● **Work to do**
Repeat each entry exactly and drop the pictures.

Data start

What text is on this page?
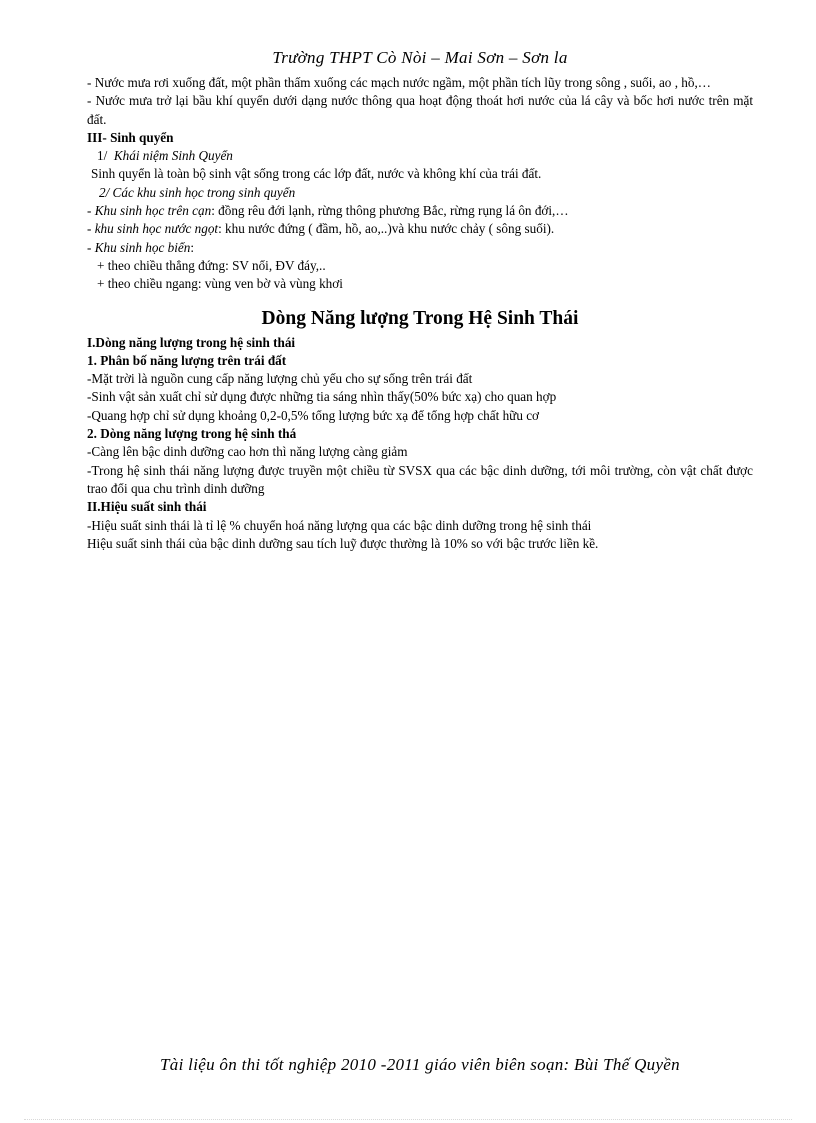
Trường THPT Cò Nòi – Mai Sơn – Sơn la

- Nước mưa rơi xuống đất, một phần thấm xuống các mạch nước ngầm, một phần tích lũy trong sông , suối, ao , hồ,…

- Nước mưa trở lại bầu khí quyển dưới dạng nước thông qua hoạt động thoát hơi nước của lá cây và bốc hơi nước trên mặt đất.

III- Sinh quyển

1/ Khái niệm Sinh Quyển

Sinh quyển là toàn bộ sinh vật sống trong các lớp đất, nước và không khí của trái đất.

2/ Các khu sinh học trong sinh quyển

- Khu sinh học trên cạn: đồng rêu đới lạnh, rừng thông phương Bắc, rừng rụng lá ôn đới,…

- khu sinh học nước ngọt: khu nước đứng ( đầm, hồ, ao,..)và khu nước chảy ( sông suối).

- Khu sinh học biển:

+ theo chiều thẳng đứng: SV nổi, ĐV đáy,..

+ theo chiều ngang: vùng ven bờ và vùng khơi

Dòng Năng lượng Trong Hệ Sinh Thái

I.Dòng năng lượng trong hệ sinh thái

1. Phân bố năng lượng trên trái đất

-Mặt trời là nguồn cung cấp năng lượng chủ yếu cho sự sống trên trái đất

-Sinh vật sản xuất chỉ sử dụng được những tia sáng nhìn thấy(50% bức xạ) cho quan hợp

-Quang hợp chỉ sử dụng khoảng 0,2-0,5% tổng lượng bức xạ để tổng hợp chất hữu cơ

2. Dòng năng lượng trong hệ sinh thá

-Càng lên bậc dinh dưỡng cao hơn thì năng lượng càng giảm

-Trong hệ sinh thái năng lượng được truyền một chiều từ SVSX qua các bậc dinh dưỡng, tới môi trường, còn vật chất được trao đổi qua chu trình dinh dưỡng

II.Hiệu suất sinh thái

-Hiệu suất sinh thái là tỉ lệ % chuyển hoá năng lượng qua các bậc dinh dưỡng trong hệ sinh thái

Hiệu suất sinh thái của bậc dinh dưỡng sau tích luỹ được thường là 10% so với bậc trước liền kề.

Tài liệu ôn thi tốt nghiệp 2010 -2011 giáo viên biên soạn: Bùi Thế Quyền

Data end

● **Output of the exercise**
What text is on this page?
Trường THPT Cò Nòi – Mai Sơn – Sơn la

- Nước mưa rơi xuống đất, một phần thấm xuống các mạch nước ngầm, một phần tích lũy trong sông , suối, ao , hồ,…

- Nước mưa trở lại bầu khí quyển dưới dạng nước thông qua hoạt động thoát hơi nước của lá cây và bốc hơi nước trên mặt đất.

III- Sinh quyển

1/ Khái niệm Sinh Quyển

Sinh quyển là toàn bộ sinh vật sống trong các lớp đất, nước và không khí của trái đất.

2/ Các khu sinh học trong sinh quyển

- Khu sinh học trên cạn: đồng rêu đới lạnh, rừng thông phương Bắc, rừng rụng lá ôn đới,…

- khu sinh học nước ngọt: khu nước đứng ( đầm, hồ, ao,..)và khu nước chảy ( sông suối).

- Khu sinh học biển:

+ theo chiều thẳng đứng: SV nổi, ĐV đáy,..

+ theo chiều ngang: vùng ven bờ và vùng khơi

Dòng Năng lượng Trong Hệ Sinh Thái

I.Dòng năng lượng trong hệ sinh thái

1. Phân bố năng lượng trên trái đất

-Mặt trời là nguồn cung cấp năng lượng chủ yếu cho sự sống trên trái đất

-Sinh vật sản xuất chỉ sử dụng được những tia sáng nhìn thấy(50% bức xạ) cho quan hợp

-Quang hợp chỉ sử dụng khoảng 0,2-0,5% tổng lượng bức xạ để tổng hợp chất hữu cơ

2. Dòng năng lượng trong hệ sinh thá

-Càng lên bậc dinh dưỡng cao hơn thì năng lượng càng giảm

-Trong hệ sinh thái năng lượng được truyền một chiều từ SVSX qua các bậc dinh dưỡng, tới môi trường, còn vật chất được trao đổi qua chu trình dinh dưỡng

II.Hiệu suất sinh thái

-Hiệu suất sinh thái là tỉ lệ % chuyển hoá năng lượng qua các bậc dinh dưỡng trong hệ sinh thái

Hiệu suất sinh thái của bậc dinh dưỡng sau tích luỹ được thường là 10% so với bậc trước liền kề.

Tài liệu ôn thi tốt nghiệp 2010 -2011 giáo viên biên soạn: Bùi Thế Quyền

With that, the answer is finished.